Retype the records below exactly as they appear, but leave out any pictures.

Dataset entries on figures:
- - - - - - -

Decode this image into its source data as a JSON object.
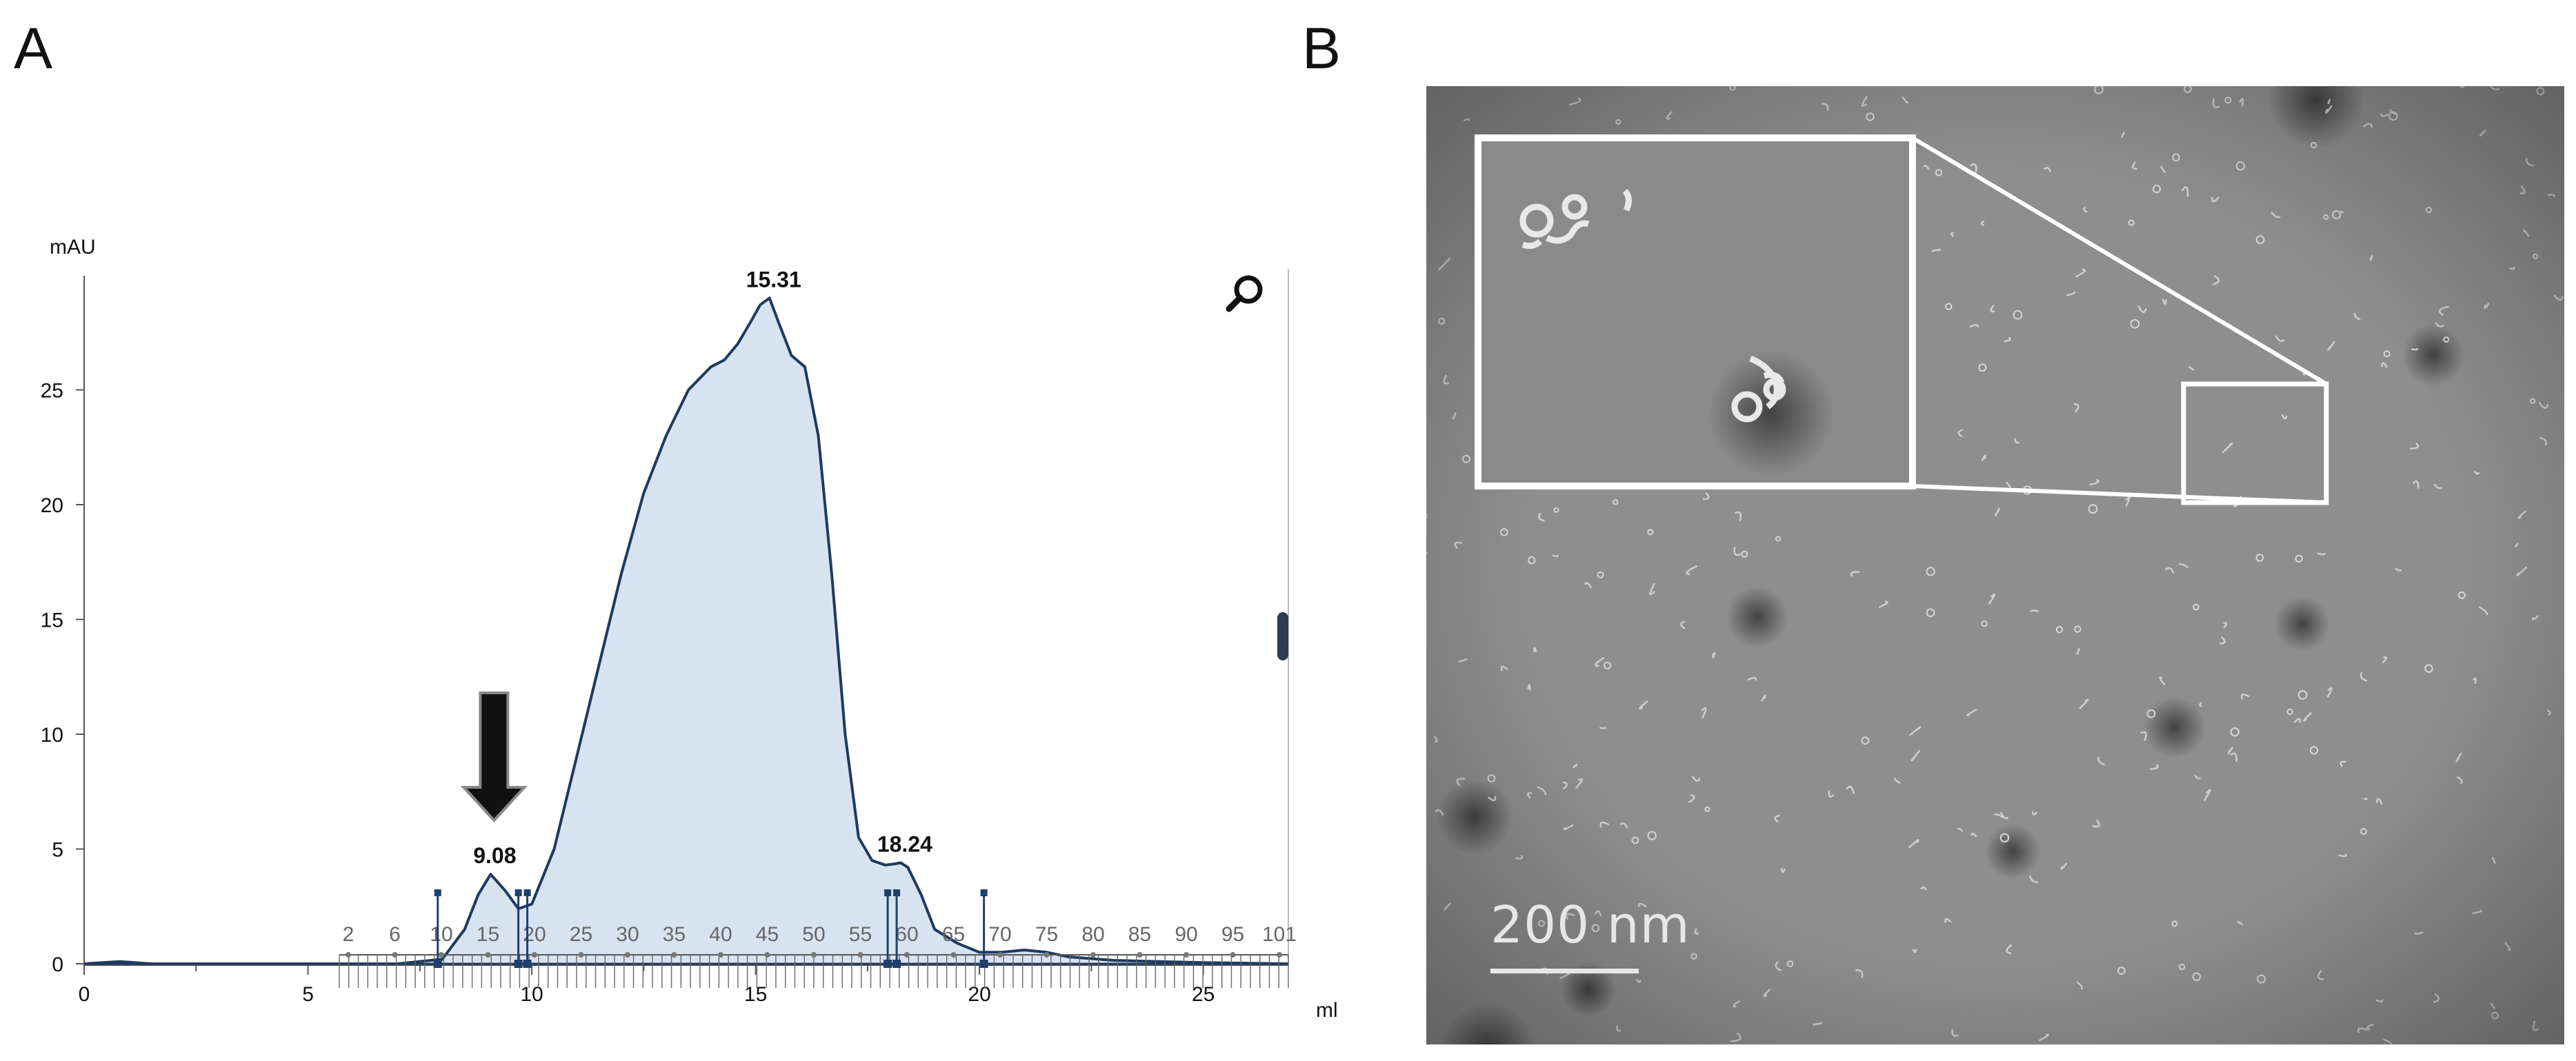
{
  "panels": {
    "a_label": "A",
    "b_label": "B"
  },
  "chart_data": {
    "type": "area",
    "ylabel": "mAU",
    "xlabel": "ml",
    "xlim": [
      0,
      26.9
    ],
    "ylim": [
      -1,
      30
    ],
    "x_ticks": [
      "0",
      "5",
      "10",
      "15",
      "20",
      "25"
    ],
    "y_ticks": [
      "0",
      "5",
      "10",
      "15",
      "20",
      "25"
    ],
    "series": [
      {
        "x": [
          0,
          0.8,
          1.5,
          2,
          5,
          7,
          8,
          8.5,
          8.8,
          9.08,
          9.4,
          9.7,
          10,
          10.5,
          11,
          11.5,
          12,
          12.5,
          13,
          13.5,
          14,
          14.3,
          14.6,
          14.9,
          15.1,
          15.31,
          15.5,
          15.8,
          16.1,
          16.4,
          16.7,
          17,
          17.3,
          17.6,
          17.9,
          18.1,
          18.24,
          18.4,
          18.7,
          19,
          19.5,
          20,
          20.5,
          21,
          21.5,
          22,
          23,
          24,
          25,
          26.9
        ],
        "y": [
          0,
          0.1,
          0,
          0,
          0,
          0,
          0.2,
          1.5,
          3.0,
          3.9,
          3.2,
          2.4,
          2.6,
          5,
          9,
          13,
          17,
          20.5,
          23,
          25,
          26,
          26.3,
          27,
          28,
          28.7,
          29,
          28,
          26.5,
          26,
          23,
          17,
          10,
          5.5,
          4.5,
          4.3,
          4.35,
          4.4,
          4.2,
          3,
          1.5,
          0.9,
          0.5,
          0.5,
          0.6,
          0.5,
          0.3,
          0.15,
          0.1,
          0.05,
          0
        ]
      }
    ],
    "peak_labels": [
      {
        "x": 9.08,
        "y": 3.9,
        "label": "9.08"
      },
      {
        "x": 15.31,
        "y": 29,
        "label": "15.31"
      },
      {
        "x": 18.24,
        "y": 4.4,
        "label": "18.24"
      }
    ],
    "fraction_labels": [
      "2",
      "6",
      "10",
      "15",
      "20",
      "25",
      "30",
      "35",
      "40",
      "45",
      "50",
      "55",
      "60",
      "65",
      "70",
      "75",
      "80",
      "85",
      "90",
      "95",
      "101"
    ],
    "fraction_range": [
      5.7,
      26.9
    ],
    "fraction_markers": [
      7.9,
      9.7,
      9.9,
      17.95,
      18.15,
      20.1
    ],
    "arrow_x": 9.08,
    "colors": {
      "fill": "#d8e3f1",
      "line": "#1e3a5f",
      "axis": "#555555",
      "marker": "#1f3f6f"
    }
  },
  "chart_icons": {
    "zoom": "magnifier-icon"
  },
  "micrograph": {
    "scale_bar_label": "200  nm",
    "inset": "magnified-inset",
    "colors": {
      "background": "#8e8e8e",
      "particle": "#d8d8d8",
      "inset_frame": "#ffffff"
    }
  }
}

- - - - - - -

Reply to the exercise ::
Decode this image into its source data as a JSON object.
{
  "panels": {
    "a_label": "A",
    "b_label": "B"
  },
  "chart_data": {
    "type": "area",
    "ylabel": "mAU",
    "xlabel": "ml",
    "xlim": [
      0,
      26.9
    ],
    "ylim": [
      -1,
      30
    ],
    "x_ticks": [
      "0",
      "5",
      "10",
      "15",
      "20",
      "25"
    ],
    "y_ticks": [
      "0",
      "5",
      "10",
      "15",
      "20",
      "25"
    ],
    "series": [
      {
        "x": [
          0,
          0.8,
          1.5,
          2,
          5,
          7,
          8,
          8.5,
          8.8,
          9.08,
          9.4,
          9.7,
          10,
          10.5,
          11,
          11.5,
          12,
          12.5,
          13,
          13.5,
          14,
          14.3,
          14.6,
          14.9,
          15.1,
          15.31,
          15.5,
          15.8,
          16.1,
          16.4,
          16.7,
          17,
          17.3,
          17.6,
          17.9,
          18.1,
          18.24,
          18.4,
          18.7,
          19,
          19.5,
          20,
          20.5,
          21,
          21.5,
          22,
          23,
          24,
          25,
          26.9
        ],
        "y": [
          0,
          0.1,
          0,
          0,
          0,
          0,
          0.2,
          1.5,
          3.0,
          3.9,
          3.2,
          2.4,
          2.6,
          5,
          9,
          13,
          17,
          20.5,
          23,
          25,
          26,
          26.3,
          27,
          28,
          28.7,
          29,
          28,
          26.5,
          26,
          23,
          17,
          10,
          5.5,
          4.5,
          4.3,
          4.35,
          4.4,
          4.2,
          3,
          1.5,
          0.9,
          0.5,
          0.5,
          0.6,
          0.5,
          0.3,
          0.15,
          0.1,
          0.05,
          0
        ]
      }
    ],
    "peak_labels": [
      {
        "x": 9.08,
        "y": 3.9,
        "label": "9.08"
      },
      {
        "x": 15.31,
        "y": 29,
        "label": "15.31"
      },
      {
        "x": 18.24,
        "y": 4.4,
        "label": "18.24"
      }
    ],
    "fraction_labels": [
      "2",
      "6",
      "10",
      "15",
      "20",
      "25",
      "30",
      "35",
      "40",
      "45",
      "50",
      "55",
      "60",
      "65",
      "70",
      "75",
      "80",
      "85",
      "90",
      "95",
      "101"
    ],
    "fraction_range": [
      5.7,
      26.9
    ],
    "fraction_markers": [
      7.9,
      9.7,
      9.9,
      17.95,
      18.15,
      20.1
    ],
    "arrow_x": 9.08,
    "colors": {
      "fill": "#d8e3f1",
      "line": "#1e3a5f",
      "axis": "#555555",
      "marker": "#1f3f6f"
    }
  },
  "chart_icons": {
    "zoom": "magnifier-icon"
  },
  "micrograph": {
    "scale_bar_label": "200  nm",
    "inset": "magnified-inset",
    "colors": {
      "background": "#8e8e8e",
      "particle": "#d8d8d8",
      "inset_frame": "#ffffff"
    }
  }
}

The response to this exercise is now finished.